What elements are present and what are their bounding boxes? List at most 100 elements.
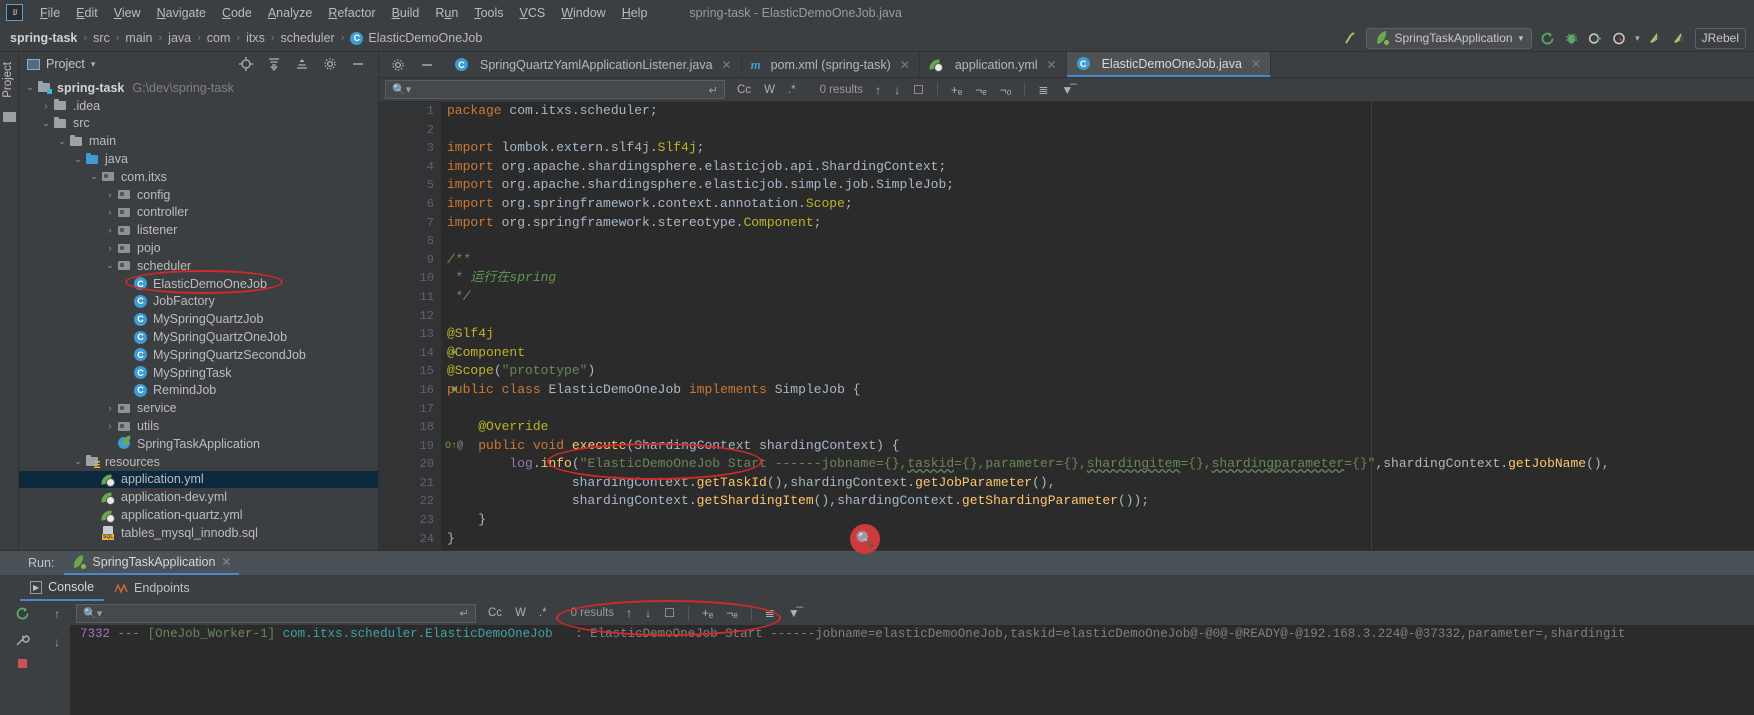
tree-node-main[interactable]: ⌄ main — [19, 132, 378, 150]
code-line-6[interactable]: import org.springframework.context.annot… — [441, 195, 1754, 214]
project-view-chevron-down-icon[interactable]: ▾ — [91, 59, 96, 70]
chevron-right-icon[interactable]: › — [39, 101, 53, 111]
prev-match-icon[interactable]: ↑ — [626, 606, 632, 620]
run-configuration-selector[interactable]: SpringTaskApplication ▾ — [1365, 27, 1533, 49]
tree-node-utils[interactable]: › utils — [19, 417, 378, 435]
breadcrumb-item-java[interactable]: java — [168, 31, 191, 45]
tree-node-application-dev-yml[interactable]: application-dev.yml — [19, 488, 378, 506]
tree-node-myspringtask[interactable]: MySpringTask — [19, 364, 378, 382]
match-case-toggle[interactable]: Cc — [737, 84, 751, 96]
menu-refactor[interactable]: Refactor — [320, 3, 383, 23]
menu-tools[interactable]: Tools — [466, 3, 511, 23]
prev-match-icon[interactable]: ↑ — [875, 83, 881, 97]
menu-edit[interactable]: Edit — [68, 3, 106, 23]
exclude-icon[interactable]: ¬ₑ — [975, 83, 986, 97]
console-search-input[interactable]: 🔍▾ ↵ — [76, 603, 476, 623]
code-line-17[interactable] — [441, 400, 1754, 419]
profiler-icon[interactable] — [1611, 30, 1628, 47]
tree-node-elasticdemoonejob[interactable]: ElasticDemoOneJob — [19, 275, 378, 293]
code-line-16[interactable]: public class ElasticDemoOneJob implement… — [441, 381, 1754, 400]
editor-tab-springquartzyamlapplicationlistener-java[interactable]: SpringQuartzYamlApplicationListener.java… — [445, 52, 742, 77]
code-line-9[interactable]: ⊖/** — [441, 251, 1754, 270]
code-line-10[interactable]: * 运行在spring — [441, 269, 1754, 288]
breadcrumb-item-itxs[interactable]: itxs — [246, 31, 265, 45]
tree-node--idea[interactable]: › .idea — [19, 97, 378, 115]
hide-icon[interactable] — [349, 56, 366, 73]
collapse-all-icon[interactable] — [293, 56, 310, 73]
code-line-3[interactable]: ⊖import lombok.extern.slf4j.Slf4j; — [441, 139, 1754, 158]
expand-all-icon[interactable] — [265, 56, 282, 73]
project-tree[interactable]: ⌄ spring-task G:\dev\spring-task › .idea ⌄ src… — [19, 76, 378, 550]
regex-history-icon[interactable]: ↵ — [459, 606, 469, 620]
close-icon[interactable]: ✕ — [722, 58, 732, 72]
scroll-down-icon[interactable]: ↓ — [54, 635, 60, 649]
menu-file[interactable]: File — [32, 3, 68, 23]
gear-icon[interactable] — [321, 56, 338, 73]
menu-window[interactable]: Window — [553, 3, 613, 23]
editor-tab-pom-xml-spring-task-[interactable]: pom.xml (spring-task) ✕ — [742, 52, 920, 77]
structure-folder-icon[interactable] — [2, 111, 16, 122]
code-line-2[interactable] — [441, 121, 1754, 140]
profiler-caret-icon[interactable]: ▾ — [1635, 33, 1640, 44]
tree-node-service[interactable]: › service — [19, 399, 378, 417]
regex-history-icon[interactable]: ↵ — [708, 83, 718, 97]
tree-node-myspringquartzsecondjob[interactable]: MySpringQuartzSecondJob — [19, 346, 378, 364]
menu-analyze[interactable]: Analyze — [260, 3, 320, 23]
search-input[interactable]: 🔍▾ ↵ — [385, 80, 725, 99]
chevron-down-icon[interactable]: ⌄ — [23, 82, 37, 93]
chevron-down-icon[interactable]: ⌄ — [55, 136, 69, 147]
close-icon[interactable]: ✕ — [900, 58, 910, 72]
gear-icon[interactable] — [389, 56, 406, 73]
menu-run[interactable]: Run — [427, 3, 466, 23]
code-line-1[interactable]: package com.itxs.scheduler; — [441, 102, 1754, 121]
hide-icon[interactable] — [418, 56, 435, 73]
chevron-down-icon[interactable]: ⌄ — [39, 118, 53, 129]
chevron-right-icon[interactable]: › — [103, 243, 117, 253]
hammer-build-icon[interactable] — [1342, 30, 1359, 47]
tab-console[interactable]: ▶ Console — [20, 575, 105, 601]
next-match-icon[interactable]: ↓ — [894, 83, 900, 97]
chevron-right-icon[interactable]: › — [103, 190, 117, 200]
scroll-up-icon[interactable]: ↑ — [54, 607, 60, 621]
tree-node-scheduler[interactable]: ⌄ scheduler — [19, 257, 378, 275]
close-icon[interactable]: ✕ — [1251, 57, 1261, 71]
editor-tab-elasticdemoonejob-java[interactable]: ElasticDemoOneJob.java ✕ — [1066, 52, 1272, 77]
code-line-14[interactable]: @Component — [441, 344, 1754, 363]
breadcrumb-class[interactable]: C ElasticDemoOneJob — [350, 31, 482, 45]
breadcrumb-item-src[interactable]: src — [93, 31, 110, 45]
next-match-icon[interactable]: ↓ — [645, 606, 651, 620]
chevron-right-icon[interactable]: › — [103, 207, 117, 217]
chevron-right-icon[interactable]: › — [103, 225, 117, 235]
breadcrumb-item-scheduler[interactable]: scheduler — [281, 31, 335, 45]
chevron-down-icon[interactable]: ⌄ — [103, 260, 117, 271]
view-options-icon[interactable]: ≣ — [765, 606, 775, 620]
debug-icon[interactable] — [1563, 30, 1580, 47]
close-icon[interactable]: ✕ — [221, 555, 231, 569]
code-lines[interactable]: package com.itxs.scheduler; ⊖import lomb… — [441, 102, 1754, 550]
tree-node-myspringquartzjob[interactable]: MySpringQuartzJob — [19, 310, 378, 328]
tree-node-pojo[interactable]: › pojo — [19, 239, 378, 257]
code-line-21[interactable]: shardingContext.getTaskId(),shardingCont… — [441, 474, 1754, 493]
exclude-all-icon[interactable]: ¬ₒ — [1000, 83, 1012, 97]
menu-help[interactable]: Help — [614, 3, 656, 23]
tree-node-tables-mysql-innodb-sql[interactable]: tables_mysql_innodb.sql — [19, 524, 378, 542]
tree-node-myspringquartzonejob[interactable]: MySpringQuartzOneJob — [19, 328, 378, 346]
tree-node-jobfactory[interactable]: JobFactory — [19, 293, 378, 311]
chevron-right-icon[interactable]: › — [103, 421, 117, 431]
menu-build[interactable]: Build — [384, 3, 428, 23]
code-line-24[interactable]: } — [441, 530, 1754, 549]
editor-tab-application-yml[interactable]: application.yml ✕ — [920, 52, 1067, 77]
match-case-toggle[interactable]: Cc — [488, 607, 502, 619]
code-line-5[interactable]: import org.apache.shardingsphere.elastic… — [441, 176, 1754, 195]
editor-gutter[interactable]: 1 2 3 4 5 6 7 8 9 10 11 12 13 14 ✦ 15 16 ● 17 18 19 Ο↑@ 20 21 22… — [379, 102, 463, 550]
tree-node-com-itxs[interactable]: ⌄ com.itxs — [19, 168, 378, 186]
add-icon[interactable]: +ₑ — [951, 83, 962, 97]
tree-node-application-quartz-yml[interactable]: application-quartz.yml — [19, 506, 378, 524]
code-line-20[interactable]: log.info("ElasticDemoOneJob Start ------… — [441, 455, 1754, 474]
exclude-icon[interactable]: ¬ₑ — [726, 606, 737, 620]
tree-node-config[interactable]: › config — [19, 186, 378, 204]
menu-view[interactable]: View — [106, 3, 149, 23]
tree-node-controller[interactable]: › controller — [19, 204, 378, 222]
code-line-7[interactable]: ⊖import org.springframework.stereotype.C… — [441, 214, 1754, 233]
select-all-icon[interactable]: ☐ — [913, 83, 924, 97]
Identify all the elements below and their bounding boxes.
-----
» **What you need to do**: Convert the lines between the one containing "tree-node-main[interactable]: ⌄ main" and the one containing "27, 1533, 49]", inclusive, into a JSON list of strings, one string per line, omitting blank lines.

» **Response to the exercise**:
[
  "tree-node-main[interactable]: ⌄ main — [19, 132, 378, 150]",
  "code-line-6[interactable]: import org.springframework.context.annot… — [441, 195, 1754, 214]",
  "project-view-chevron-down-icon[interactable]: ▾ — [91, 59, 96, 70]",
  "chevron-right-icon[interactable]: › — [39, 101, 53, 111]",
  "prev-match-icon[interactable]: ↑ — [626, 606, 632, 620]",
  "run-configuration-selector[interactable]: SpringTaskApplication ▾ — [1365, 27, 1533, 49]"
]